### Given exercise
Copy the records starting with the line that contains "scan-artifact [585, 750, 587, 752]" and going on through the line that contains "footer [98, 853, 293, 883]", swapping "paragraph" for "text-block" and leaving everything else unchanged.
● ● ● ●
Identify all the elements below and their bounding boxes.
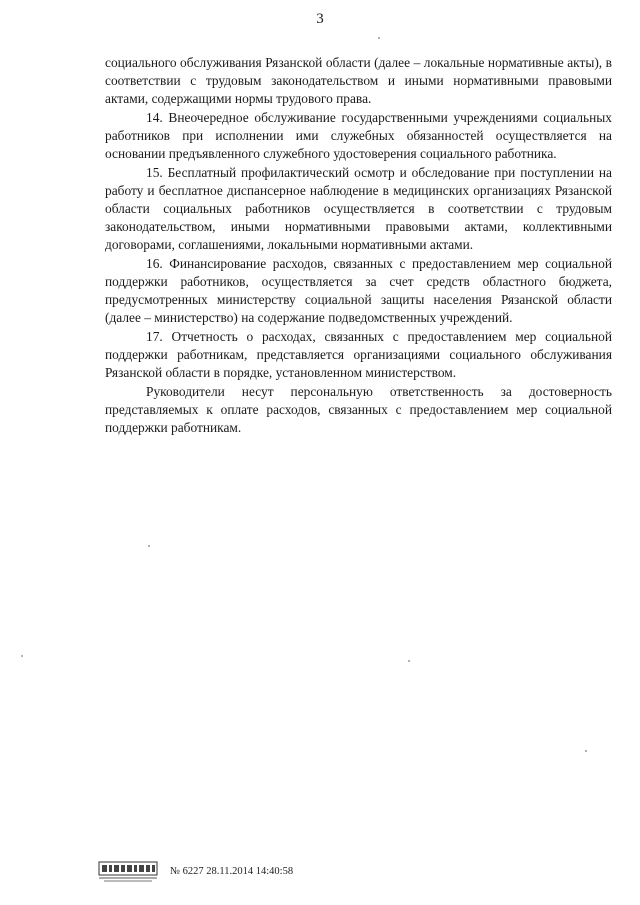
scan-artifact [585, 750, 587, 752]
paragraph: социального обслуживания Рязанской области (далее – локальные нормативные акты), в соответствии с трудовым законодательством и иными нормативными правовыми актами, содержащими нормы трудового права. [105, 55, 612, 106]
scan-artifact [21, 655, 23, 657]
scan-artifact [408, 660, 410, 662]
registry-stamp-icon [98, 859, 158, 883]
page-number: 3 [316, 11, 324, 27]
scan-artifact [148, 545, 150, 547]
paragraph: 16. Финансирование расходов, связанных с предоставлением мер социальной поддержки работников, осуществляется за счет средств областного бюджета, предусмотренных министерству социальной защиты населения Рязанской области (далее – министерство) на содержание подведомственных учреждений. [105, 256, 612, 325]
document-stamp: № 6227 28.11.2014 14:40:58 [170, 866, 294, 877]
footer [98, 853, 293, 883]
paragraph: 17. Отчетность о расходах, связанных с предоставлением мер социальной поддержки работникам, представляется организациями социального обслуживания Рязанской области в порядке, установленном министерством. [105, 329, 612, 380]
document-body [105, 54, 612, 438]
scan-artifact [378, 37, 380, 39]
paragraph: Руководители несут персональную ответственность за достоверность представляемых к оплате расходов, связанных с предоставлением мер социальной поддержки работникам. [105, 384, 612, 435]
paragraph: 14. Внеочередное обслуживание государственными учреждениями социальных работников при исполнении ими служебных обязанностей осуществляется на основании предъявленного служебного удостоверения социального работника. [105, 110, 612, 161]
paragraph: 15. Бесплатный профилактический осмотр и обследование при поступлении на работу и бесплатное диспансерное наблюдение в медицинских организациях Рязанской области социальных работников осуществляется в соответствии с трудовым законодательством, иными нормативными правовыми актами, коллективными договорами, соглашениями, локальными нормативными актами. [105, 165, 612, 252]
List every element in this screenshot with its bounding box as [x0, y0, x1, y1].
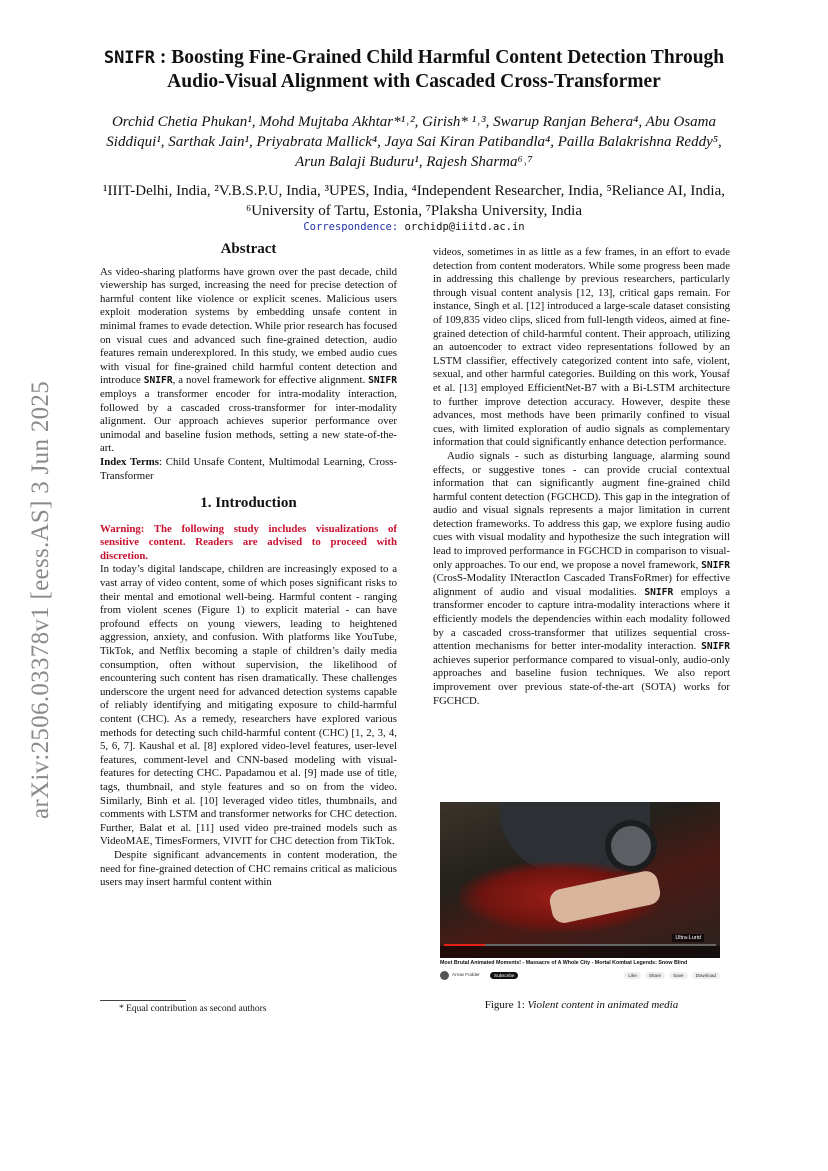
intro-paragraph-4	[433, 450, 730, 708]
title-text: : Boosting Fine-Grained Child Harmful Content Detection Through Audio-Visual Alignment with Cascaded Cross-Transformer	[155, 47, 725, 92]
abstract-heading: Abstract	[220, 241, 277, 257]
subscribe-button[interactable]: Subscribe	[490, 972, 518, 979]
p4-text-3: employs a transformer encoder to capture intra-modality interactions where it efficiently models the dependencies within each modality followed by a cascaded cross-transformer that utilizes sequential cross-attention mechanisms for better inter-modality interaction.	[433, 585, 730, 653]
figure-caption	[433, 999, 730, 1011]
p4-text-1: Audio signals - such as disturbing language, alarming sound effects, or suggestive tones - can provide crucial contextual information that can significantly augment fine-grained child harmful content detection (FGCHCD). This gap in the integration of audio and visual signals represents a major limitation in current detection frameworks. To address this gap, we explore fusing audio cues with visual modality and hypothesize the such integration will lead to improved performance in FGCHCD in comparison to visual-only approaches. To our end, we propose a novel framework,	[433, 449, 730, 571]
correspondence	[90, 221, 738, 233]
content-warning: Warning: The following study includes visualizations of sensitive content. Readers are advised to proceed with discretion.	[100, 522, 397, 562]
abstract-system-name-2: SNIFR	[368, 375, 397, 387]
video-chip: Ultra-Lurid	[672, 934, 704, 942]
abstract-text-2: , a novel framework for effective alignment.	[172, 374, 369, 387]
caption-text: Violent content in animated media	[527, 999, 679, 1011]
video-title: Most Brutal Animated Moments! - Massacre of A Whole City - Mortal Kombat Legends: Snow Blind	[440, 960, 688, 966]
channel-avatar[interactable]	[440, 971, 449, 980]
affiliations: ¹IIIT-Delhi, India, ²V.B.S.P.U, India, ³UPES, India, ⁴Independent Researcher, India, ⁵Reliance AI, India, ⁶University of Tartu, Estonia, ⁷Plaksha University, India	[103, 183, 725, 219]
index-terms-label: Index Terms	[100, 455, 159, 468]
p4-system-name-2: SNIFR	[644, 586, 674, 598]
footnote: * Equal contribution as second authors	[119, 1004, 267, 1014]
like-button[interactable]: Like	[624, 972, 640, 979]
intro-paragraph-1: In today’s digital landscape, children are increasingly exposed to a vast array of video content, some of which poses significant risks to their mental and emotional well-being. Harmful content - ranging from violent scenes (Figure 1) to explicit material - can have profound effects on young viewers, leading to heightened aggression, anxiety, and confusion. With platforms like YouTube, TikTok, and Netflix becoming a staple of children’s daily media consumption, often without supervision, the likelihood of encountering such content has risen dramatically. These challenges underscore the urgent need for advanced detection systems capable of reliably identifying and mitigating exposure to child-harmful content (CHC). As a remedy, researchers have explored various methods for detecting such child-harmful content (CHC) [1, 2, 3, 4, 5, 6, 7]. Kaushal et al. [8] explored video-level features, user-level features, comment-level and CNN-based modeling with visual-features for detecting CHC. Papadamou et al. [9] made use of title, tags, thumbnail, and style features and so on from the video. Similarly, Binh et al. [10] leveraged video titles, thumbnails, and comments with LSTM and transformer networks for CHC detection. Further, Balat et al. [11] used video pre-trained models such as VideoMAE, TimesFormers, VIVIT for CHC detection from TikTok.	[100, 563, 397, 848]
video-channel-row	[440, 970, 720, 982]
index-terms	[100, 456, 397, 483]
figure-1	[440, 802, 720, 988]
intro-paragraph-2: Despite significant advancements in content moderation, the need for fine-grained detection of CHC remains critical as malicious users may insert harmful content within	[100, 848, 397, 889]
right-column	[433, 246, 730, 708]
p4-system-name: SNIFR	[701, 559, 730, 571]
left-column	[100, 240, 397, 890]
correspondence-label: Correspondence:	[303, 221, 399, 233]
share-button[interactable]: Share	[645, 972, 665, 979]
footnote-rule	[100, 1000, 186, 1001]
arxiv-id: arXiv:2506.03378v1 [eess.AS] 3 Jun 2025	[27, 380, 54, 820]
paper-title	[80, 46, 748, 93]
intro-paragraph-3: videos, sometimes in as little as a few frames, in an effort to evade detection from content moderators. While some progress been made in addressing this challenge by previous researchers, particularly through visual content analysis [12, 13], critical gaps remain. For instance, Singh et al. [12] introduced a large-scale dataset consisting of 109,835 video clips, sliced from full-length videos, aimed at fine-grained detection of child-harmful content. Their approach, utilizing an autoencoder to extract video representations followed by an LSTM classifier, effectively categorized content into safe, violent, sexual, and other harmful categories. Building on this work, Yousaf et al. [13] employed EfficientNet-B7 with a Bi-LSTM architecture to further improve detection accuracy. However, despite these advances, most methods have been primarily confined to visual cues, with limited exploration of audio signals as complementary information that could significantly enhance detection performance.	[433, 246, 730, 449]
abstract-body	[100, 266, 397, 456]
index-terms-text: : Child Unsafe Content, Multimodal Learning, Cross-Transformer	[100, 455, 397, 482]
download-button[interactable]: Download	[692, 972, 720, 979]
intro-heading: 1. Introduction	[200, 495, 297, 512]
arxiv-stamp	[21, 360, 61, 840]
p4-text-2: (CrosS-Modality INteractIon Cascaded TransFoRmer) for effective alignment of audio and visual modalities.	[433, 572, 730, 598]
title-system-name: SNIFR	[103, 48, 156, 68]
caption-label: Figure 1:	[484, 999, 528, 1011]
video-frame[interactable]	[440, 802, 720, 958]
video-actions	[624, 972, 720, 979]
channel-name[interactable]: Arrow Fodder	[452, 972, 480, 977]
abstract-text-1: As video-sharing platforms have grown over the past decade, child viewership has surged, increasing the need for precise detection of harmful content like violence or explicit scenes. Malicious users exploit moderation systems by embedding unsafe content in minimal frames to evade detection. While prior research has focused on visual cues and advanced such fine-grained detection, audio features remain underexplored. In this study, we embed audio cues with visual for fine-grained child harmful content detection and introduce	[100, 265, 397, 387]
video-controls[interactable]	[440, 946, 720, 958]
p4-text-4: achieves superior performance compared to visual-only, audio-only approaches and baseline fusion techniques. We also report improvement over previous state-of-the-art (SOTA) works for FGCHCD.	[433, 653, 730, 707]
correspondence-email[interactable]: orchidp@iiitd.ac.in	[404, 221, 525, 233]
p4-system-name-3: SNIFR	[701, 641, 730, 653]
author-list: Orchid Chetia Phukan¹, Mohd Mujtaba Akhtar*¹˒², Girish* ¹˒³, Swarup Ranjan Behera⁴, Abu Osama Siddiqui¹, Sarthak Jain¹, Priyabrata Mallick⁴, Jaya Sai Kiran Patibandla⁴, Pailla Balakrishna Reddy⁵, Arun Balaji Buduru¹, Rajesh Sharma⁶˒⁷	[106, 114, 722, 170]
abstract-system-name: SNIFR	[143, 375, 173, 387]
abstract-text-3: employs a transformer encoder for intra-modality interaction, followed by a cascaded cross-transformer for inter-modality alignment. Our approach achieves superior performance over unimodal and baseline fusion methods, setting a new state-of-the-art.	[100, 387, 397, 455]
save-button[interactable]: Save	[669, 972, 687, 979]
● ● ● ●
### Answer in full
scan-artifact [585, 750, 587, 752]
text-block: социального обслуживания Рязанской области (далее – локальные нормативные акты), в соответствии с трудовым законодательством и иными нормативными правовыми актами, содержащими нормы трудового права. [105, 55, 612, 106]
scan-artifact [21, 655, 23, 657]
scan-artifact [408, 660, 410, 662]
registry-stamp-icon [98, 859, 158, 883]
page-number: 3 [316, 11, 324, 27]
scan-artifact [148, 545, 150, 547]
text-block: 16. Финансирование расходов, связанных с предоставлением мер социальной поддержки работников, осуществляется за счет средств областного бюджета, предусмотренных министерству социальной защиты населения Рязанской области (далее – министерство) на содержание подведомственных учреждений. [105, 256, 612, 325]
document-stamp: № 6227 28.11.2014 14:40:58 [170, 866, 294, 877]
footer [98, 853, 293, 883]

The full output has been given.